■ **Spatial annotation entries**
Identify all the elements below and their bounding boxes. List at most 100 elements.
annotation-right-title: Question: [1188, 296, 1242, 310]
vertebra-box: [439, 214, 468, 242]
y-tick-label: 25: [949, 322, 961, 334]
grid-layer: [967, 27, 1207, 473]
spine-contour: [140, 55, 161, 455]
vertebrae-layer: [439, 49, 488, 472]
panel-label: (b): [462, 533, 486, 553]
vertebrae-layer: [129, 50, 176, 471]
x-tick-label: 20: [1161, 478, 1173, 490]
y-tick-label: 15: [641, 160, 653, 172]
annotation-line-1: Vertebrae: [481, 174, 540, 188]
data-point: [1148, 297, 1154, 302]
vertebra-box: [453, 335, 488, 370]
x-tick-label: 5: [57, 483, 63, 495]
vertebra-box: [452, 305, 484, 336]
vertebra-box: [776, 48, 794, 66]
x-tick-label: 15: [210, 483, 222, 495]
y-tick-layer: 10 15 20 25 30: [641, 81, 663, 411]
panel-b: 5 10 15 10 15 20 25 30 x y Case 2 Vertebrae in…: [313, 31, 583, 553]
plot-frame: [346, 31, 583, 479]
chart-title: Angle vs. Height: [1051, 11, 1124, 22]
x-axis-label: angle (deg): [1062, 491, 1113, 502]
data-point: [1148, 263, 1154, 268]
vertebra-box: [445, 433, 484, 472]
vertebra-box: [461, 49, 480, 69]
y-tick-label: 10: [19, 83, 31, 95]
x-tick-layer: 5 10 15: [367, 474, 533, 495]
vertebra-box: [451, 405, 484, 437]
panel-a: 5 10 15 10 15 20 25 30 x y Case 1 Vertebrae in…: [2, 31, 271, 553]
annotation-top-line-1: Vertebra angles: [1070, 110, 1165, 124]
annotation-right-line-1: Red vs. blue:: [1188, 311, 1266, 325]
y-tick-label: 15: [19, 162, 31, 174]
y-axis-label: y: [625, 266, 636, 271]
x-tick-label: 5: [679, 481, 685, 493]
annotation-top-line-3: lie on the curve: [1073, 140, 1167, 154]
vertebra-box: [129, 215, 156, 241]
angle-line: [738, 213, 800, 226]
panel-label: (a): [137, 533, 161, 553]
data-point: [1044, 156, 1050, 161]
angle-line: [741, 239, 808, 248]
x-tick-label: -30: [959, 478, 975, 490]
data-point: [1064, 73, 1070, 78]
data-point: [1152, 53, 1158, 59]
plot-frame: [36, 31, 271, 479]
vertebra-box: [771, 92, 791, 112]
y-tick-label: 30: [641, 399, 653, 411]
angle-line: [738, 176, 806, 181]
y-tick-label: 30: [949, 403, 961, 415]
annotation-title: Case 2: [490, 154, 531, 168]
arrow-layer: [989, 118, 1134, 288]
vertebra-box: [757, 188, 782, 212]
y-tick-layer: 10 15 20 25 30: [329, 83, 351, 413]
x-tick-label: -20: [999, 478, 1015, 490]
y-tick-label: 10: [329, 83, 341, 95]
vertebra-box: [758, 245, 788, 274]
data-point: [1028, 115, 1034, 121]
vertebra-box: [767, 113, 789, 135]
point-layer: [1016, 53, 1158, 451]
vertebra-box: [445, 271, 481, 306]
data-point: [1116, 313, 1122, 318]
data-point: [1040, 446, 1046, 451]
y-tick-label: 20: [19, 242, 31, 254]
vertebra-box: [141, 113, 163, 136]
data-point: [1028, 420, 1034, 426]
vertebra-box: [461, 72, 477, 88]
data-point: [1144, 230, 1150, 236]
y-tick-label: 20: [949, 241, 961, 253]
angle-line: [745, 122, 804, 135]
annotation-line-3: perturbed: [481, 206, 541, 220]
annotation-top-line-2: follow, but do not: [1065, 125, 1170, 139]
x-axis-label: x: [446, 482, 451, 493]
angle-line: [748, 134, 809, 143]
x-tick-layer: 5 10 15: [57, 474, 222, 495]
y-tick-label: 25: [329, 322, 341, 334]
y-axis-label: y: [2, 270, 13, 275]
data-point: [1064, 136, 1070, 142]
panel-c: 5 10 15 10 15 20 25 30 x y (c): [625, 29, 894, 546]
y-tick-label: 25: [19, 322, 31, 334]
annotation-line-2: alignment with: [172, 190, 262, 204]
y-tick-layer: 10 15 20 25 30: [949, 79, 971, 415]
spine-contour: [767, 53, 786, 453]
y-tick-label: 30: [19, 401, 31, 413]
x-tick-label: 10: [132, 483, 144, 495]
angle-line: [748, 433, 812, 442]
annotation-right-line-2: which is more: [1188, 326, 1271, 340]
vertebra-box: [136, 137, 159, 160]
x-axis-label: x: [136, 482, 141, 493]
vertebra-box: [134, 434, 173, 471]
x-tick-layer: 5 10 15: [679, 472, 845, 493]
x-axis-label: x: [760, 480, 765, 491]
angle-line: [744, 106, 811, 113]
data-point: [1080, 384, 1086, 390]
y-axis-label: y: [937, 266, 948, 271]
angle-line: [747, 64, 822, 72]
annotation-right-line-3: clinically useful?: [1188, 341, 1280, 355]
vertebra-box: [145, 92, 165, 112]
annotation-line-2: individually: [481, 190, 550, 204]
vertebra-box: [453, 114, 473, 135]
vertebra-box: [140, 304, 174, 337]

■ **Task brief**
Retype the items verbatim, starting with their first line and stopping after the line that contains "y-tick-label: 15: [641, 160, 653, 172]".

■ **Response for this exercise**
Identify all the elements below and their bounding boxes. List at most 100 elements.
annotation-right-title: Question: [1188, 296, 1242, 310]
vertebra-box: [439, 214, 468, 242]
y-tick-label: 25: [949, 322, 961, 334]
grid-layer: [967, 27, 1207, 473]
spine-contour: [140, 55, 161, 455]
vertebrae-layer: [439, 49, 488, 472]
panel-label: (b): [462, 533, 486, 553]
vertebrae-layer: [129, 50, 176, 471]
x-tick-label: 20: [1161, 478, 1173, 490]
y-tick-label: 15: [641, 160, 653, 172]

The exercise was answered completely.